Give all the lines below again, exactly, with no pictures.

**DATASET ROWS:**
--------------------------------------------------

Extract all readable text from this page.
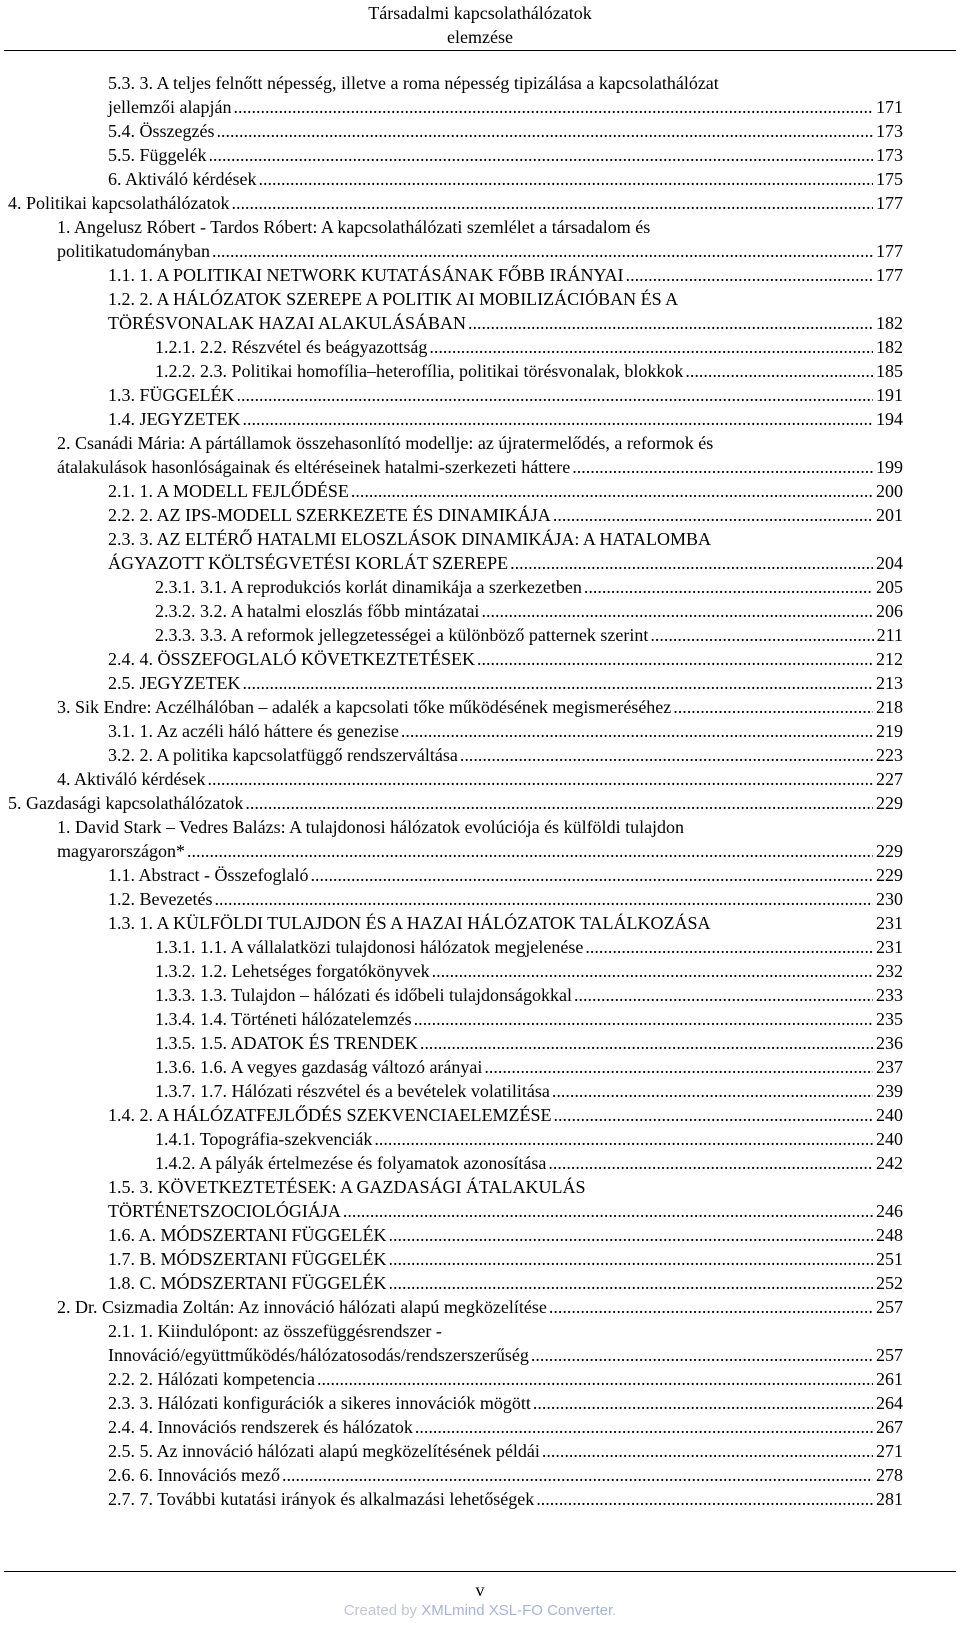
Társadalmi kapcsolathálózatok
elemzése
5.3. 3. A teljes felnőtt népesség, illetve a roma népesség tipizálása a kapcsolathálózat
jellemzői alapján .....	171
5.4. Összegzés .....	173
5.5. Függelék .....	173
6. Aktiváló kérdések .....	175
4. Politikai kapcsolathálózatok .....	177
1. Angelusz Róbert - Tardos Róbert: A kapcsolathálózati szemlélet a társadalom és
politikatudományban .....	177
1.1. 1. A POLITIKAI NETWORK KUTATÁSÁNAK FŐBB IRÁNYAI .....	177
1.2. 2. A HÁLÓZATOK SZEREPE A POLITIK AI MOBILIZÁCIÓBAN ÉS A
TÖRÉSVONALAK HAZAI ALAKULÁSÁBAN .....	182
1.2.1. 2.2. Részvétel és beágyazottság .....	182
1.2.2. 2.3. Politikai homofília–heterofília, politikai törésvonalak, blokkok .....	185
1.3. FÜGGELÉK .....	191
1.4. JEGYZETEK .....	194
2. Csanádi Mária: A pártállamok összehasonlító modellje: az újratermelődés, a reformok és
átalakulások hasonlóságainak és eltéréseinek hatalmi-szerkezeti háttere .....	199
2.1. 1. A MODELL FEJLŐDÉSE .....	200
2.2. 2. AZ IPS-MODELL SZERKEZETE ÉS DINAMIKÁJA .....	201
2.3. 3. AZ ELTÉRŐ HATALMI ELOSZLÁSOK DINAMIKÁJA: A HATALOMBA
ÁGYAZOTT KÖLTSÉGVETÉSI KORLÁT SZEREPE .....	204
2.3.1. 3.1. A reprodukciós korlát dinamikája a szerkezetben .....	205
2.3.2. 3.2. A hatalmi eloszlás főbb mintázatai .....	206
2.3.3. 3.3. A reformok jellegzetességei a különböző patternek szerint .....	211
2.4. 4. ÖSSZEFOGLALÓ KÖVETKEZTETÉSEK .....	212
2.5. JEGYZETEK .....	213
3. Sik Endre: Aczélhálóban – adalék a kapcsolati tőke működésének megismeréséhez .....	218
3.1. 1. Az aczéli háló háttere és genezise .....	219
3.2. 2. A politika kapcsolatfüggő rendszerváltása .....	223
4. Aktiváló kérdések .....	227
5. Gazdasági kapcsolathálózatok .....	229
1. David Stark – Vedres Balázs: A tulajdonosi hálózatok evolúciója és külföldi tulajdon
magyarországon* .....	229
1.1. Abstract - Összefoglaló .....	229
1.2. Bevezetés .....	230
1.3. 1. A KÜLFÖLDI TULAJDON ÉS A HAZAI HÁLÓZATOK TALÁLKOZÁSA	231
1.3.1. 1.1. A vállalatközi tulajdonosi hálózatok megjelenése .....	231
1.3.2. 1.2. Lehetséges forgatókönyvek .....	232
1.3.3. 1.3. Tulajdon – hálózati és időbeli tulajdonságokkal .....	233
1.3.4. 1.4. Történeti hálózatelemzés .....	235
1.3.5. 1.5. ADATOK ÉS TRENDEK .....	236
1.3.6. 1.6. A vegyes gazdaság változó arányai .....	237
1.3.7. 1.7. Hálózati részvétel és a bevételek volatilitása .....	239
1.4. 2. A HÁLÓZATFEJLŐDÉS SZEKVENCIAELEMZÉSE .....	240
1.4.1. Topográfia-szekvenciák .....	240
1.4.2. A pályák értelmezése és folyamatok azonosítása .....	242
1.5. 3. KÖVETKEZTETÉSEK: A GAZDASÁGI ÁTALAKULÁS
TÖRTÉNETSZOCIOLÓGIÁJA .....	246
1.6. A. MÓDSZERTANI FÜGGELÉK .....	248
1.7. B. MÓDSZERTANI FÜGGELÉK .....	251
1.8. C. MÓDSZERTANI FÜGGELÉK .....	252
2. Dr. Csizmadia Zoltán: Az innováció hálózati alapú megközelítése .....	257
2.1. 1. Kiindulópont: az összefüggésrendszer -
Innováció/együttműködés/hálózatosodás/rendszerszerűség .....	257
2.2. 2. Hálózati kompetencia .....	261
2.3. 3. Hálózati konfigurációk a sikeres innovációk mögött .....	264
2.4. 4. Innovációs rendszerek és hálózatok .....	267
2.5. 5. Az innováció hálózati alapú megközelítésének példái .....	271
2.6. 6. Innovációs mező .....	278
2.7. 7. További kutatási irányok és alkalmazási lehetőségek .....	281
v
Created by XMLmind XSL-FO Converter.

--------------------------------------------------

**OUTPUT OF THE EXERCISE:**
Extract all readable text from this page.
Társadalmi kapcsolathálózatok
elemzése
5.3. 3. A teljes felnőtt népesség, illetve a roma népesség tipizálása a kapcsolathálózat
jellemzői alapján .....	171
5.4. Összegzés .....	173
5.5. Függelék .....	173
6. Aktiváló kérdések .....	175
4. Politikai kapcsolathálózatok .....	177
1. Angelusz Róbert - Tardos Róbert: A kapcsolathálózati szemlélet a társadalom és
politikatudományban .....	177
1.1. 1. A POLITIKAI NETWORK KUTATÁSÁNAK FŐBB IRÁNYAI .....	177
1.2. 2. A HÁLÓZATOK SZEREPE A POLITIK AI MOBILIZÁCIÓBAN ÉS A
TÖRÉSVONALAK HAZAI ALAKULÁSÁBAN .....	182
1.2.1. 2.2. Részvétel és beágyazottság .....	182
1.2.2. 2.3. Politikai homofília–heterofília, politikai törésvonalak, blokkok .....	185
1.3. FÜGGELÉK .....	191
1.4. JEGYZETEK .....	194
2. Csanádi Mária: A pártállamok összehasonlító modellje: az újratermelődés, a reformok és
átalakulások hasonlóságainak és eltéréseinek hatalmi-szerkezeti háttere .....	199
2.1. 1. A MODELL FEJLŐDÉSE .....	200
2.2. 2. AZ IPS-MODELL SZERKEZETE ÉS DINAMIKÁJA .....	201
2.3. 3. AZ ELTÉRŐ HATALMI ELOSZLÁSOK DINAMIKÁJA: A HATALOMBA
ÁGYAZOTT KÖLTSÉGVETÉSI KORLÁT SZEREPE .....	204
2.3.1. 3.1. A reprodukciós korlát dinamikája a szerkezetben .....	205
2.3.2. 3.2. A hatalmi eloszlás főbb mintázatai .....	206
2.3.3. 3.3. A reformok jellegzetességei a különböző patternek szerint .....	211
2.4. 4. ÖSSZEFOGLALÓ KÖVETKEZTETÉSEK .....	212
2.5. JEGYZETEK .....	213
3. Sik Endre: Aczélhálóban – adalék a kapcsolati tőke működésének megismeréséhez .....	218
3.1. 1. Az aczéli háló háttere és genezise .....	219
3.2. 2. A politika kapcsolatfüggő rendszerváltása .....	223
4. Aktiváló kérdések .....	227
5. Gazdasági kapcsolathálózatok .....	229
1. David Stark – Vedres Balázs: A tulajdonosi hálózatok evolúciója és külföldi tulajdon
magyarországon* .....	229
1.1. Abstract - Összefoglaló .....	229
1.2. Bevezetés .....	230
1.3. 1. A KÜLFÖLDI TULAJDON ÉS A HAZAI HÁLÓZATOK TALÁLKOZÁSA	231
1.3.1. 1.1. A vállalatközi tulajdonosi hálózatok megjelenése .....	231
1.3.2. 1.2. Lehetséges forgatókönyvek .....	232
1.3.3. 1.3. Tulajdon – hálózati és időbeli tulajdonságokkal .....	233
1.3.4. 1.4. Történeti hálózatelemzés .....	235
1.3.5. 1.5. ADATOK ÉS TRENDEK .....	236
1.3.6. 1.6. A vegyes gazdaság változó arányai .....	237
1.3.7. 1.7. Hálózati részvétel és a bevételek volatilitása .....	239
1.4. 2. A HÁLÓZATFEJLŐDÉS SZEKVENCIAELEMZÉSE .....	240
1.4.1. Topográfia-szekvenciák .....	240
1.4.2. A pályák értelmezése és folyamatok azonosítása .....	242
1.5. 3. KÖVETKEZTETÉSEK: A GAZDASÁGI ÁTALAKULÁS
TÖRTÉNETSZOCIOLÓGIÁJA .....	246
1.6. A. MÓDSZERTANI FÜGGELÉK .....	248
1.7. B. MÓDSZERTANI FÜGGELÉK .....	251
1.8. C. MÓDSZERTANI FÜGGELÉK .....	252
2. Dr. Csizmadia Zoltán: Az innováció hálózati alapú megközelítése .....	257
2.1. 1. Kiindulópont: az összefüggésrendszer -
Innováció/együttműködés/hálózatosodás/rendszerszerűség .....	257
2.2. 2. Hálózati kompetencia .....	261
2.3. 3. Hálózati konfigurációk a sikeres innovációk mögött .....	264
2.4. 4. Innovációs rendszerek és hálózatok .....	267
2.5. 5. Az innováció hálózati alapú megközelítésének példái .....	271
2.6. 6. Innovációs mező .....	278
2.7. 7. További kutatási irányok és alkalmazási lehetőségek .....	281
v
Created by XMLmind XSL-FO Converter.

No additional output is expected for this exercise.